### WHAT YOU HAVE TO DO
Where does the string "name" appear in the records? Copy every line that contains it.
§
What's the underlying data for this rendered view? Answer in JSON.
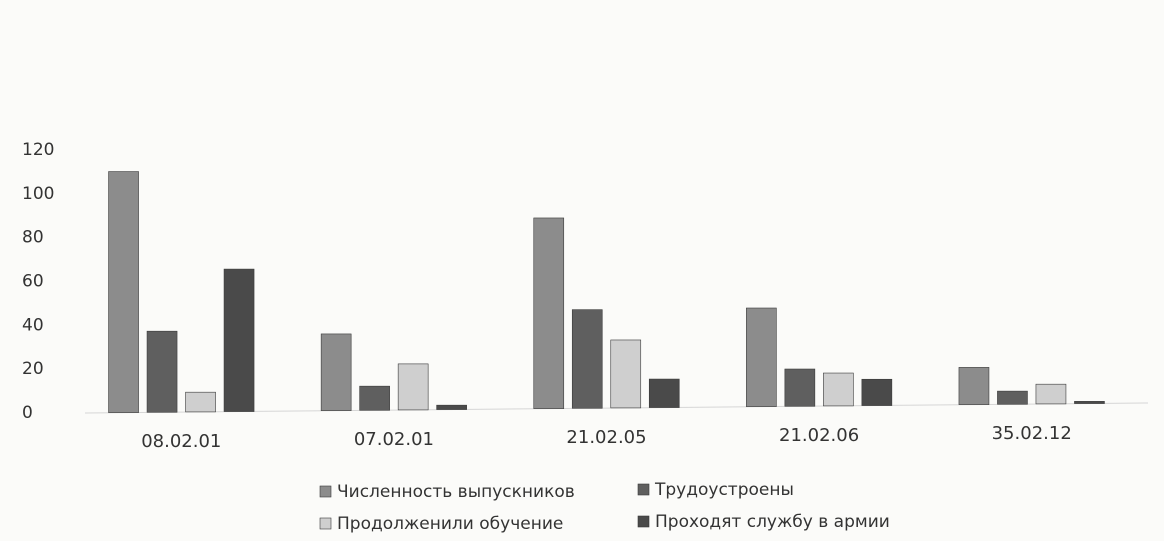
{
  "chart_data": {
    "type": "bar",
    "title": "",
    "categories": [
      "08.02.01",
      "07.02.01",
      "21.02.05",
      "21.02.06",
      "35.02.12"
    ],
    "series": [
      {
        "name": "Численность выпускников",
        "values": [
          110,
          35,
          87,
          45,
          17
        ],
        "color": "#8c8c8c"
      },
      {
        "name": "Трудоустроены",
        "values": [
          37,
          11,
          45,
          17,
          6
        ],
        "color": "#5f5f5f"
      },
      {
        "name": "Продолженили обучение",
        "values": [
          9,
          21,
          31,
          15,
          9
        ],
        "color": "#cfcfcf"
      },
      {
        "name": "Проходят службу в армии",
        "values": [
          65,
          2,
          13,
          12,
          1
        ],
        "color": "#4a4a4a"
      }
    ],
    "y_ticks": [
      "0",
      "20",
      "40",
      "60",
      "80",
      "100",
      "120"
    ],
    "ylim": [
      0,
      120
    ],
    "grid": false,
    "legend_position": "bottom"
  }
}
§
### COMPLETED TASK
        "name": "Численность выпускников",
        "name": "Трудоустроены",
        "name": "Продолженили обучение",
        "name": "Проходят службу в армии",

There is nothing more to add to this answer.